SUPPLIED MATERIAL:
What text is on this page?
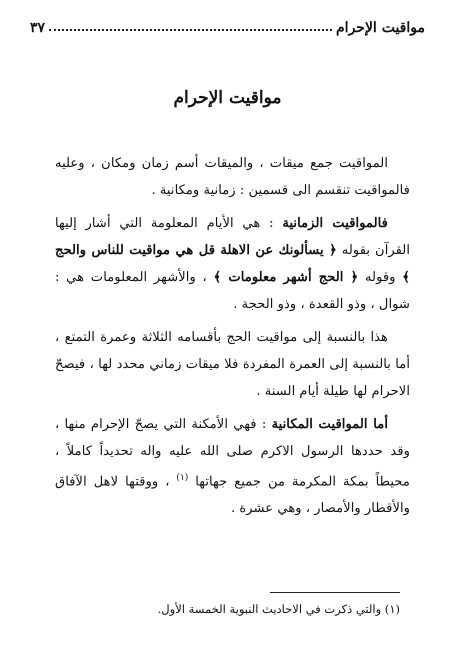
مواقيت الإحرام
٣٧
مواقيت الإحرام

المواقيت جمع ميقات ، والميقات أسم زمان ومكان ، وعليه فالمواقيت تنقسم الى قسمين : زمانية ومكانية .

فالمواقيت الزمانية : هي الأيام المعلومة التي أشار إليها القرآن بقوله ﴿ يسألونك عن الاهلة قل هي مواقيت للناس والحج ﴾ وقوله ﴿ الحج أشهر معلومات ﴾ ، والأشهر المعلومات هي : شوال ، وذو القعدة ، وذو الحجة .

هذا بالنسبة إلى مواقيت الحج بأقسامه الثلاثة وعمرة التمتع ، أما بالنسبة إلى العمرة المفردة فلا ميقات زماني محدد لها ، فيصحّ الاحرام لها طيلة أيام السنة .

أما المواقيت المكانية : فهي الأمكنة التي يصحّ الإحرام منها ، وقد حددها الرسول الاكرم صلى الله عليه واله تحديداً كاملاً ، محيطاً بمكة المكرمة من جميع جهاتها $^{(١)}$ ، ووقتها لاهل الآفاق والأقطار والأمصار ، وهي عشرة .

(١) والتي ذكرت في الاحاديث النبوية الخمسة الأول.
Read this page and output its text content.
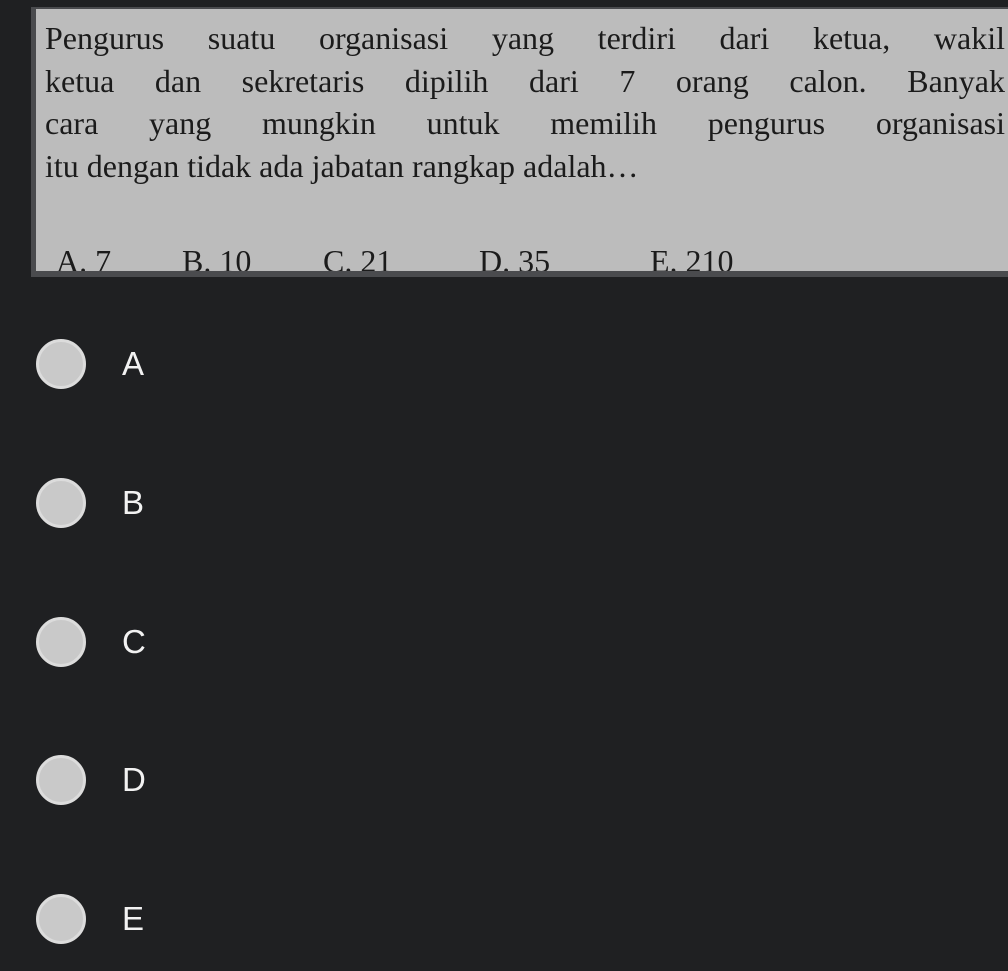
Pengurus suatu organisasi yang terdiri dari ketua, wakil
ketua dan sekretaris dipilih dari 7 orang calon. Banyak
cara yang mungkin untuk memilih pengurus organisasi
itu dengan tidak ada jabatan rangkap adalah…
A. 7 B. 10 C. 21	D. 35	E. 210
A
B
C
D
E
* * *
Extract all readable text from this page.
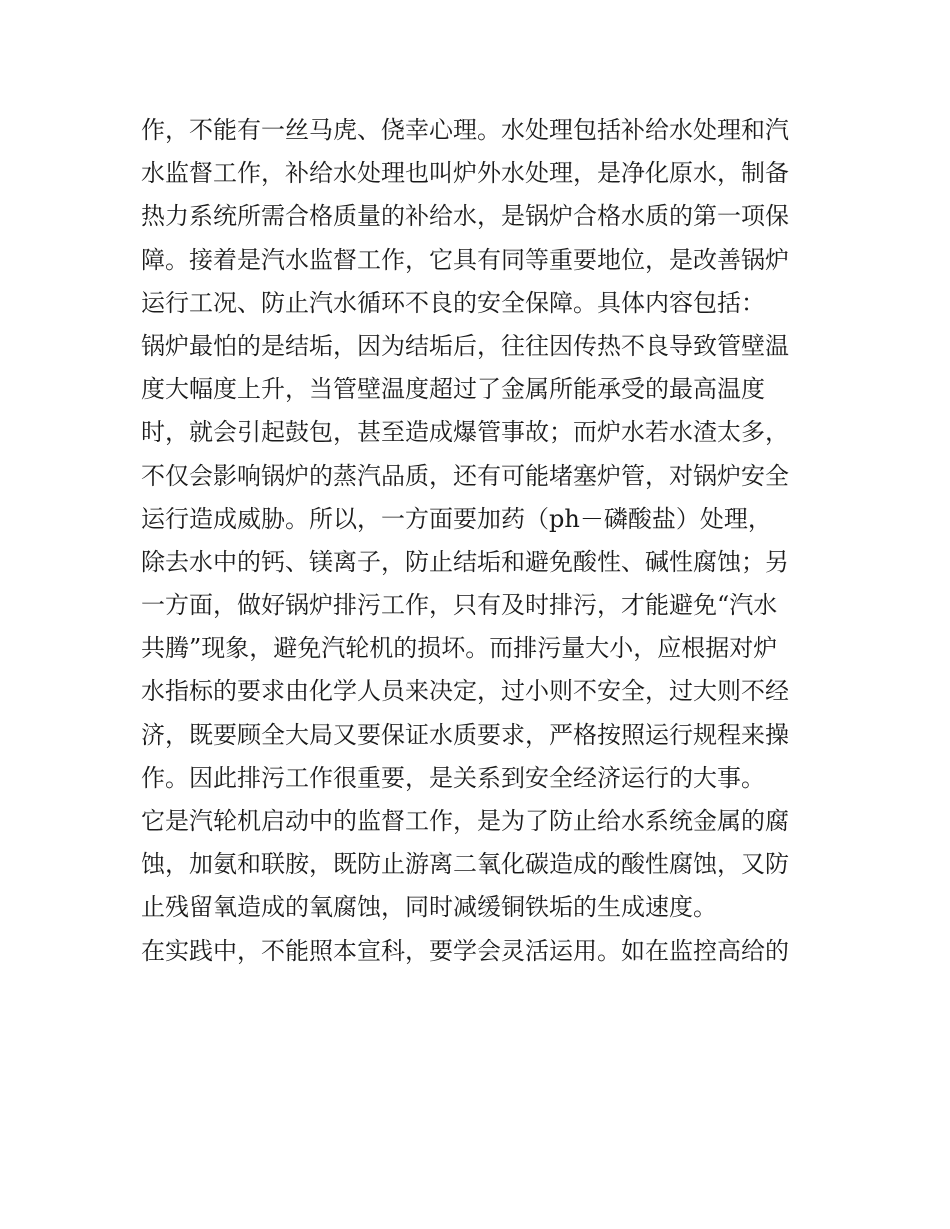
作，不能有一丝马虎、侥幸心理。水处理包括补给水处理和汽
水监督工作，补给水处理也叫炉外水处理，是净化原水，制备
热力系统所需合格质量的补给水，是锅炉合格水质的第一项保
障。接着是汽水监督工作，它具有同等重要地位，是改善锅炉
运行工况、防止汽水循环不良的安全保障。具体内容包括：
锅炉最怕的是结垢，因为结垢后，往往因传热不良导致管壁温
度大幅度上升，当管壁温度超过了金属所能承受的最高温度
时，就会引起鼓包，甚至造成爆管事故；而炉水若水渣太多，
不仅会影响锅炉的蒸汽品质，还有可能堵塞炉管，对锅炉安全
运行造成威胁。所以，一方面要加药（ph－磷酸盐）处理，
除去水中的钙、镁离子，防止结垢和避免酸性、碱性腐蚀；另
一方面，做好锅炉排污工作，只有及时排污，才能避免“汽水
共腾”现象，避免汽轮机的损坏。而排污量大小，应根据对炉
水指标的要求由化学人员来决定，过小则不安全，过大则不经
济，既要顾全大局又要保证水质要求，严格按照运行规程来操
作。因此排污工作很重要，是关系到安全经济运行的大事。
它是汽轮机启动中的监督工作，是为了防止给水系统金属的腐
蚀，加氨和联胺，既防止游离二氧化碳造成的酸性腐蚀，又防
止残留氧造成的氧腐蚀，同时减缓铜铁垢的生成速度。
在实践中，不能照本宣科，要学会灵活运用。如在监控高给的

GOAL: Count the lines of the listing above that include the word "page" and state the total with nothing else.

ANSWER TO THE PROBLEM: 3